(Data entries)
────────────────

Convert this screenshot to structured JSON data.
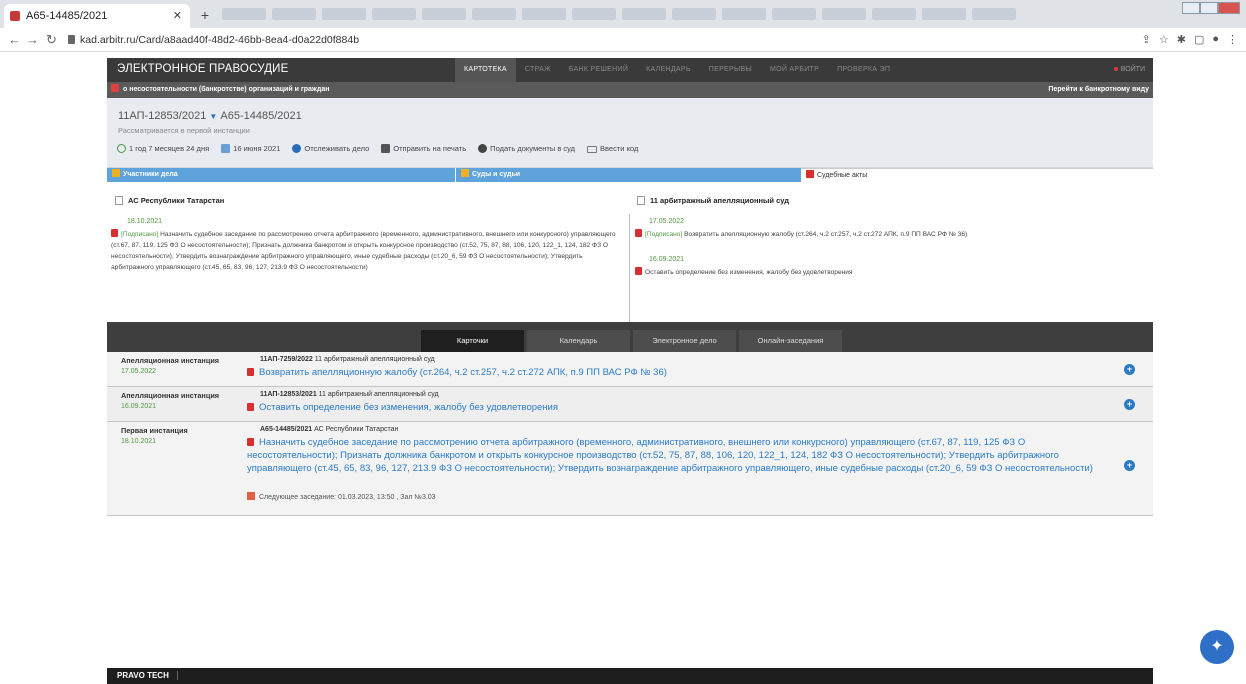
{
  "browser": {
    "tab_title": "А65-14485/2021",
    "url": "kad.arbitr.ru/Card/a8aad40f-48d2-46bb-8ea4-d0a22d0f884b"
  },
  "topbar": {
    "logo": "ЭЛЕКТРОННОЕ ПРАВОСУДИЕ",
    "menu": [
      "КАРТОТЕКА",
      "СТРАЖ",
      "БАНК РЕШЕНИЙ",
      "КАЛЕНДАРЬ",
      "ПЕРЕРЫВЫ",
      "МОЙ АРБИТР",
      "ПРОВЕРКА ЭП"
    ],
    "login": "ВОЙТИ"
  },
  "category": {
    "label": "о несостоятельности (банкротстве) организаций и граждан",
    "switch_view": "Перейти к банкротному виду"
  },
  "case": {
    "num1": "11АП-12853/2021",
    "num2": "А65-14485/2021",
    "stage": "Рассматривается в первой инстанции",
    "duration": "1 год 7 месяцев 24 дня",
    "date": "16 июня 2021",
    "track": "Отслеживать дело",
    "print": "Отправить на печать",
    "submit": "Подать документы в суд",
    "code": "Ввести код"
  },
  "tabs": {
    "participants": "Участники дела",
    "courts": "Суды и судьи",
    "acts": "Судебные акты"
  },
  "acts": {
    "left": {
      "court": "АС Республики Татарстан",
      "date": "18.10.2021",
      "signed": "[Подписано]",
      "text": " Назначить судебное заседание по рассмотрению отчета арбитражного (временного, административного, внешнего или конкурсного) управляющего (ст.67, 87, 119, 125 ФЗ О несостоятельности); Признать должника банкротом и открыть конкурсное производство (ст.52, 75, 87, 88, 106, 120, 122_1, 124, 182 ФЗ О несостоятельности); Утвердить вознаграждение арбитражного управляющего, иные судебные расходы (ст.20_6, 59 ФЗ О несостоятельности); Утвердить арбитражного управляющего (ст.45, 65, 83, 96, 127, 213.9 ФЗ О несостоятельности)"
    },
    "right": {
      "court": "11 арбитражный апелляционный суд",
      "date1": "17.05.2022",
      "signed": "[Подписано]",
      "text1": " Возвратить апелляционную жалобу (ст.264, ч.2 ст.257, ч.2 ст.272 АПК, п.9 ПП ВАС РФ № 36)",
      "date2": "16.09.2021",
      "text2": "Оставить определение без изменения, жалобу без удовлетворения"
    }
  },
  "view_tabs": [
    "Карточки",
    "Календарь",
    "Электронное дело",
    "Онлайн-заседания"
  ],
  "rows": [
    {
      "instance": "Апелляционная инстанция",
      "date": "17.05.2022",
      "case_num": "11АП-7259/2022",
      "court": " 11 арбитражный апелляционный суд",
      "text": "Возвратить апелляционную жалобу (ст.264, ч.2 ст.257, ч.2 ст.272 АПК, п.9 ПП ВАС РФ № 36)"
    },
    {
      "instance": "Апелляционная инстанция",
      "date": "16.09.2021",
      "case_num": "11АП-12853/2021",
      "court": " 11 арбитражный апелляционный суд",
      "text": "Оставить определение без изменения, жалобу без удовлетворения"
    },
    {
      "instance": "Первая инстанция",
      "date": "18.10.2021",
      "case_num": "А65-14485/2021",
      "court": " АС Республики Татарстан",
      "text": "Назначить судебное заседание по рассмотрению отчета арбитражного (временного, административного, внешнего или конкурсного) управляющего (ст.67, 87, 119, 125 ФЗ О несостоятельности); Признать должника банкротом и открыть конкурсное производство (ст.52, 75, 87, 88, 106, 120, 122_1, 124, 182 ФЗ О несостоятельности); Утвердить арбитражного управляющего (ст.45, 65, 83, 96, 127, 213.9 ФЗ О несостоятельности); Утвердить вознаграждение арбитражного управляющего, иные судебные расходы (ст.20_6, 59 ФЗ О несостоятельности)",
      "next": "Следующее заседание: 01.03.2023, 13:50 , Зал №3.03"
    }
  ],
  "footer": "PRAVO TECH"
}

────────────────

Filter the records, keeping only lines that contain "жалобу", and show those lines.

- [Exercise solution]
      "text1": " Возвратить апелляционную жалобу (ст.264, ч.2 ст.257, ч.2 ст.272 АПК, п.9 ПП ВАС РФ № 36)",
      "text2": "Оставить определение без изменения, жалобу без удовлетворения"
      "text": "Возвратить апелляционную жалобу (ст.264, ч.2 ст.257, ч.2 ст.272 АПК, п.9 ПП ВАС РФ № 36)"
      "text": "Оставить определение без изменения, жалобу без удовлетворения"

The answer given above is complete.